> [EXERCISE DESCRIPTION]: Where a line below includes the word "Trans", copy that line.
(Beginning of DATA EXTRACT)
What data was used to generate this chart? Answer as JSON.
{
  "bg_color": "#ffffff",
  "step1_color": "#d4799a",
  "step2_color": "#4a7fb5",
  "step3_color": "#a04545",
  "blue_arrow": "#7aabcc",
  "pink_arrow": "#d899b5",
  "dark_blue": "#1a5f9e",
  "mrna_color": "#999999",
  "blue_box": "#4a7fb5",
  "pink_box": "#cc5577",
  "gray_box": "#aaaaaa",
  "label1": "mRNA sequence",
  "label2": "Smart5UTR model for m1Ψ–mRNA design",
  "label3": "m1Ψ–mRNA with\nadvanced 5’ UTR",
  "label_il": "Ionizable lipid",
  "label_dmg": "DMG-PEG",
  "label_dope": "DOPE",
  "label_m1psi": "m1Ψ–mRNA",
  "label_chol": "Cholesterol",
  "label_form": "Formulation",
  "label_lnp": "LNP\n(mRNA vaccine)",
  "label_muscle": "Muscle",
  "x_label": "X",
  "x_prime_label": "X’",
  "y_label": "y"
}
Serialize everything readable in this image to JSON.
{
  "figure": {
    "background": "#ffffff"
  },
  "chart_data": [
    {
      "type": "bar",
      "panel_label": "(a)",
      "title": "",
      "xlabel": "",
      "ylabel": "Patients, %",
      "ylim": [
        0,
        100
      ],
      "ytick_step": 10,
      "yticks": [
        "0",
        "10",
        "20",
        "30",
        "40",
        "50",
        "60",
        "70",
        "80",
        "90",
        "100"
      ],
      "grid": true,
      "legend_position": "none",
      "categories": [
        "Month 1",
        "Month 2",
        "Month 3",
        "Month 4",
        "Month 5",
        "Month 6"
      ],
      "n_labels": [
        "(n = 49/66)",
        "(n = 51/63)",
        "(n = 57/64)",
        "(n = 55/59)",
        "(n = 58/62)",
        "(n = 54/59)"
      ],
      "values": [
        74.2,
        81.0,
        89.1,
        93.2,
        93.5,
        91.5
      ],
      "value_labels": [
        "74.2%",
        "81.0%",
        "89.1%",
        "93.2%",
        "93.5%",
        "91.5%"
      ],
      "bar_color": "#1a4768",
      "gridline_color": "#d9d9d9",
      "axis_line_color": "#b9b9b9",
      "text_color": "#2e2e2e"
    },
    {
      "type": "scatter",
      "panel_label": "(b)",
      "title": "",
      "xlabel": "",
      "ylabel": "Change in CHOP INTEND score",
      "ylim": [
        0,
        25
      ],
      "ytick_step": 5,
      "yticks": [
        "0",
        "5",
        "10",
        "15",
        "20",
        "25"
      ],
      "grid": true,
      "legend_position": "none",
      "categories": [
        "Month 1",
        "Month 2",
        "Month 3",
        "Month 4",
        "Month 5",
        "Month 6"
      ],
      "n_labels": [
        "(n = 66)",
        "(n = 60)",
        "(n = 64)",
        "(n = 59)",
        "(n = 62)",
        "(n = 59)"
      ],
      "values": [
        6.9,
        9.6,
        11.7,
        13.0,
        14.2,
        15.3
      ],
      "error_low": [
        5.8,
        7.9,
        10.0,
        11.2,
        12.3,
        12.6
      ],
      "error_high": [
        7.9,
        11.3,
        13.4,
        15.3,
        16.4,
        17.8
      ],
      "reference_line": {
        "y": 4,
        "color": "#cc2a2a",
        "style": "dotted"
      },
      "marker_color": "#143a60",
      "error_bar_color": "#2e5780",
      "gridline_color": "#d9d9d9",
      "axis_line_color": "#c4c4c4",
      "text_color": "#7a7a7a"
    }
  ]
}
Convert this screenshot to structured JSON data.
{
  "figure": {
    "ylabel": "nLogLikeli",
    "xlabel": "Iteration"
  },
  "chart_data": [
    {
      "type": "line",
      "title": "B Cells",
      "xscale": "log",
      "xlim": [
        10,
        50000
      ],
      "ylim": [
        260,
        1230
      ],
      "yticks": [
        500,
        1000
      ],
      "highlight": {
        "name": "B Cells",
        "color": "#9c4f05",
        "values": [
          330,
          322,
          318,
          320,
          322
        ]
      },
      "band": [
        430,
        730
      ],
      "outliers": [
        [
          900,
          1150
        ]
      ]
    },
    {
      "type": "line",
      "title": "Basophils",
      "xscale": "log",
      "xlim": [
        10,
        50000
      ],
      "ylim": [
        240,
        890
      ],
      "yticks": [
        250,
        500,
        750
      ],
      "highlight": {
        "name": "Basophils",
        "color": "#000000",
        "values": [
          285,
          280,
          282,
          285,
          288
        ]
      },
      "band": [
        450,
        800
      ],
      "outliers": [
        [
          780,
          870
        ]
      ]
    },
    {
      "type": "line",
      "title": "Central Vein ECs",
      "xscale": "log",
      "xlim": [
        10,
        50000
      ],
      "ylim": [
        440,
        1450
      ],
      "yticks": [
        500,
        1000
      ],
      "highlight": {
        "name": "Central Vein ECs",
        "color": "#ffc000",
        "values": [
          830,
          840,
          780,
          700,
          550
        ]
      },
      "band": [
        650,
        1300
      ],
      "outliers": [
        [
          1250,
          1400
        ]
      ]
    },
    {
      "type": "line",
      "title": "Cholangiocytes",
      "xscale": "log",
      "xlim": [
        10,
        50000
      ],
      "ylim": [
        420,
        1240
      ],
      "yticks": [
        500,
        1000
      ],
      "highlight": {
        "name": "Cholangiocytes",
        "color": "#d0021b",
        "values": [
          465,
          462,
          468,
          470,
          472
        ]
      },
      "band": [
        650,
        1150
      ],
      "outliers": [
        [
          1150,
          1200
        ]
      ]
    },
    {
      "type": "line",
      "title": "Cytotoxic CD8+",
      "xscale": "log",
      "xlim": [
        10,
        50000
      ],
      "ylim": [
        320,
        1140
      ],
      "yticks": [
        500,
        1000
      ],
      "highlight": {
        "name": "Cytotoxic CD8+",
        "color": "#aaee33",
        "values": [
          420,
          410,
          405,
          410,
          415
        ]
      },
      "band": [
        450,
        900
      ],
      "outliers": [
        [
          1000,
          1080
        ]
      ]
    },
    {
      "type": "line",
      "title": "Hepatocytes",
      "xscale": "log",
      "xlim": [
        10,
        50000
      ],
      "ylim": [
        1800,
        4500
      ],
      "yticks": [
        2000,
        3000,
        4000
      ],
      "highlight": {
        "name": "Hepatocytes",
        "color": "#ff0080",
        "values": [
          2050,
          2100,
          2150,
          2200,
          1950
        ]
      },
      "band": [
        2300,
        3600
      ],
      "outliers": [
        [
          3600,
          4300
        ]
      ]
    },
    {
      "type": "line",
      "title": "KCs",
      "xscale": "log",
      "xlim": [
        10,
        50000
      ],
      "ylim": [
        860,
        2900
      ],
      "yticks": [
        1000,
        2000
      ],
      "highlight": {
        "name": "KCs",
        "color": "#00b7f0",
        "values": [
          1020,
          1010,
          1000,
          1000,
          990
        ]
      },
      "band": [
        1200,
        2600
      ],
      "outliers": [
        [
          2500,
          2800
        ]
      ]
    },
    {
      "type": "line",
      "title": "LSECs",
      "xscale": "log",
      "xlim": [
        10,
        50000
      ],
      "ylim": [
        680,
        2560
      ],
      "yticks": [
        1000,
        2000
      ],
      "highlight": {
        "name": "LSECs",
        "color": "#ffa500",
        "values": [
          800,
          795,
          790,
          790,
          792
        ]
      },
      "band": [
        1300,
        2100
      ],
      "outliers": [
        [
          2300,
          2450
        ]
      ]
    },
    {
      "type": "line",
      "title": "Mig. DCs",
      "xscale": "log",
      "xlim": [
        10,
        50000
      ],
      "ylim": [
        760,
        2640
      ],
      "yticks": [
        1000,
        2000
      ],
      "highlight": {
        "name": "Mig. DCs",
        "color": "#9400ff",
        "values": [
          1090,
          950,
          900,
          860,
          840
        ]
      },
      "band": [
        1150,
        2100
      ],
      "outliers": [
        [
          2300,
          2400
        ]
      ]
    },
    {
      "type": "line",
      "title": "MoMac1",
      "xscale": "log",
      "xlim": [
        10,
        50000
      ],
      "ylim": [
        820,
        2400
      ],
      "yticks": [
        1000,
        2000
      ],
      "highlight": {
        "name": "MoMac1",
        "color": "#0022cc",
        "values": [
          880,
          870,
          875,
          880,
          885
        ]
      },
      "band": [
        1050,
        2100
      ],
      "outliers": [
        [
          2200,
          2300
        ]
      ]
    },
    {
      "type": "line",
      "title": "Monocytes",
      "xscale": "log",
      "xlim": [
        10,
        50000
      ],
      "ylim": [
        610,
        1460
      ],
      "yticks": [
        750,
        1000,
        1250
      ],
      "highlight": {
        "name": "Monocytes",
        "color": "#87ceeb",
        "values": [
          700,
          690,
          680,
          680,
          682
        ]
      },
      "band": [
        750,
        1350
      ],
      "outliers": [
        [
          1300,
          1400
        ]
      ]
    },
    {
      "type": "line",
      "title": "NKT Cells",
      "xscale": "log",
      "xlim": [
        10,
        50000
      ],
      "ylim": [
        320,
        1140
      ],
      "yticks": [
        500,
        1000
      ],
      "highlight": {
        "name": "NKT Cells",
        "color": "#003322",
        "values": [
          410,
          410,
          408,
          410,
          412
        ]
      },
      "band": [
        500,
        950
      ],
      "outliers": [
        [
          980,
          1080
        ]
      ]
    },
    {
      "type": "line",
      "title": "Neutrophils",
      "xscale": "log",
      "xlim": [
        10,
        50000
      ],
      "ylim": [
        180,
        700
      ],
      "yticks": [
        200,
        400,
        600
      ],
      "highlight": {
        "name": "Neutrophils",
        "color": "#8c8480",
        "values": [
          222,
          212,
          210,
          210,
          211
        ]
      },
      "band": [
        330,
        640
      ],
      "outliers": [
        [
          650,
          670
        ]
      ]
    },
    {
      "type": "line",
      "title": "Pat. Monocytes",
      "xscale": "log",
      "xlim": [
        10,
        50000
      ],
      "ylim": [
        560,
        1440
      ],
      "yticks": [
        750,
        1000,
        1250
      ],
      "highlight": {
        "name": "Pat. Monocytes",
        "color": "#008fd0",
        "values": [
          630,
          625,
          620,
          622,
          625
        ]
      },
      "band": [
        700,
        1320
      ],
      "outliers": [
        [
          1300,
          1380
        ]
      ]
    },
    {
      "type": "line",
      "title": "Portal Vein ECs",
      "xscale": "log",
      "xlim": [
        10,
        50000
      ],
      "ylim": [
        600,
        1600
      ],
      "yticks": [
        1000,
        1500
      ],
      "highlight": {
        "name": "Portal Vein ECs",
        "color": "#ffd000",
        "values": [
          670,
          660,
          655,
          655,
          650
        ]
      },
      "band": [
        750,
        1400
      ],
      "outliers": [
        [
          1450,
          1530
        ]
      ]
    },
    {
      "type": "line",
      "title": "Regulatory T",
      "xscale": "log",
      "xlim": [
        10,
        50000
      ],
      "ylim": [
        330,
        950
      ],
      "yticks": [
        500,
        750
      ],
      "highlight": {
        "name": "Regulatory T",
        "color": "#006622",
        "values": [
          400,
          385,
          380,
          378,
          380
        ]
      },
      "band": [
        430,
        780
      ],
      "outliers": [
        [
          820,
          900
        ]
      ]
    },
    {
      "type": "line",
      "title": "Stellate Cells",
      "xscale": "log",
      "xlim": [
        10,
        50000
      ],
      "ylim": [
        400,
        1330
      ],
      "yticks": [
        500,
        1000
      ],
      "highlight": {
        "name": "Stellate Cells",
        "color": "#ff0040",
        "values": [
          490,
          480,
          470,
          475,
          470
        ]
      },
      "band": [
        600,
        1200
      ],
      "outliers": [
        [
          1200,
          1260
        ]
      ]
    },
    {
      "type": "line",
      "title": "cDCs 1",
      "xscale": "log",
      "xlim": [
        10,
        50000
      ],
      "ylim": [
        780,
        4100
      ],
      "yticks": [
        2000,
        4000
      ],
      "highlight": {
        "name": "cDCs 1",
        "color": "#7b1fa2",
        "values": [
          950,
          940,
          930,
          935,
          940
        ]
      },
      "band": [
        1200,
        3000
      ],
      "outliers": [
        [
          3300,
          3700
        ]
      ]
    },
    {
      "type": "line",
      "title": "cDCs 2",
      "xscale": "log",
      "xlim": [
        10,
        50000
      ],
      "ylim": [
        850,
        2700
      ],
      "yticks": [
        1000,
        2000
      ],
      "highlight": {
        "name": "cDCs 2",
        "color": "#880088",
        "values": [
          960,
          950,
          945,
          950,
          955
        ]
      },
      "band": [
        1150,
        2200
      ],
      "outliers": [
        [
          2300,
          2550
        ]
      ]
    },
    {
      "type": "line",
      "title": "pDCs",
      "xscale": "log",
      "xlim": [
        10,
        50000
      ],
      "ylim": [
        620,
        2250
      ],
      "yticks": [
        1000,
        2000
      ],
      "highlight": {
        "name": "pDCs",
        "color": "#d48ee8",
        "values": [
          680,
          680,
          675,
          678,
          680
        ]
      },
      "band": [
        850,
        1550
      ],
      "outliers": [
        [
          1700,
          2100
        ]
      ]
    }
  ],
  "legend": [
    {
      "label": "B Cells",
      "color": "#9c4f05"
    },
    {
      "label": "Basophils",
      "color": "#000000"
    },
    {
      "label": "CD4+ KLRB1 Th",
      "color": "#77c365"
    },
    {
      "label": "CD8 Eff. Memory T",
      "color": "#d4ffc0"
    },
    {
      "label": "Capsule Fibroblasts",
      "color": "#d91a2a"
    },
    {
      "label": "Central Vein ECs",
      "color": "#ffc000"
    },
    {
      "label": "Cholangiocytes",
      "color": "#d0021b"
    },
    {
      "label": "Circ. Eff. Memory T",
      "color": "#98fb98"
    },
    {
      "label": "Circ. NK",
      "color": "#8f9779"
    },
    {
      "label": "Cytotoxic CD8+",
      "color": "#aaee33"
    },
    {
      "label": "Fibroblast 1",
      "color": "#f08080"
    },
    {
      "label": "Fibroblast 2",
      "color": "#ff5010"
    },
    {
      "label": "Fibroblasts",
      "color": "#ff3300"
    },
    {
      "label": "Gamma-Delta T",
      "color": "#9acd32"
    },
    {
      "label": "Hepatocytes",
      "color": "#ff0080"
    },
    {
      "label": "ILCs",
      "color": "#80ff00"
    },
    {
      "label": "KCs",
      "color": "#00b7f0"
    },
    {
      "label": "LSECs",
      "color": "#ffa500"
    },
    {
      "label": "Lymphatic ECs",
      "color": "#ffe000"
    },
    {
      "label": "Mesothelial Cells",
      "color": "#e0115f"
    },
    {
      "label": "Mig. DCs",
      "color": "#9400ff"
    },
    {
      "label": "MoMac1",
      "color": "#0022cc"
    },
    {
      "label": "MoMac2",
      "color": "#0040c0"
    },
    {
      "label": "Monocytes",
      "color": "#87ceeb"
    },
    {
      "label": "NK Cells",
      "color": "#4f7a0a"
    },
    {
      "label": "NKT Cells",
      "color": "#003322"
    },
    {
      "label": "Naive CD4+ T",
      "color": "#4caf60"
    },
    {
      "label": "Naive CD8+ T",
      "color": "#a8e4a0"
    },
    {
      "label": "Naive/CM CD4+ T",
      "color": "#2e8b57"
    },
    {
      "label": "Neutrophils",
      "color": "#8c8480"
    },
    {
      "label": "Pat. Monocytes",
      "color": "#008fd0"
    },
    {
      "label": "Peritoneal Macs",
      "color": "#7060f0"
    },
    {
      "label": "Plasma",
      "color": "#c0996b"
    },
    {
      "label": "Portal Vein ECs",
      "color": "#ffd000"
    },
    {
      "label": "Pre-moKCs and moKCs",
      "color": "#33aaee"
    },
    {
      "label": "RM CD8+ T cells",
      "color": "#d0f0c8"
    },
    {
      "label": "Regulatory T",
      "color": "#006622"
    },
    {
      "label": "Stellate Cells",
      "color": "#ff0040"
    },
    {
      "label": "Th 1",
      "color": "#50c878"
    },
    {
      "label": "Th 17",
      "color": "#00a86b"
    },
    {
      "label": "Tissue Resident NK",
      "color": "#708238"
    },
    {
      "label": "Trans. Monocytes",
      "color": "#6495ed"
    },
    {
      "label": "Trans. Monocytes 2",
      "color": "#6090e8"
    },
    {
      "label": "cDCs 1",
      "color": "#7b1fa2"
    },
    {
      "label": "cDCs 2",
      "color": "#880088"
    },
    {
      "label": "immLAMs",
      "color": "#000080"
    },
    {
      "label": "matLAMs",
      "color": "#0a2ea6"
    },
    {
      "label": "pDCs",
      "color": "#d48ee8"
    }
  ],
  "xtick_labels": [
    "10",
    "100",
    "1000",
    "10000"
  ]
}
(End of DATA EXTRACT)
> [SOLUTION TO THE EXERCISE]:
      "label": "Trans. Monocytes",
      "label": "Trans. Monocytes 2",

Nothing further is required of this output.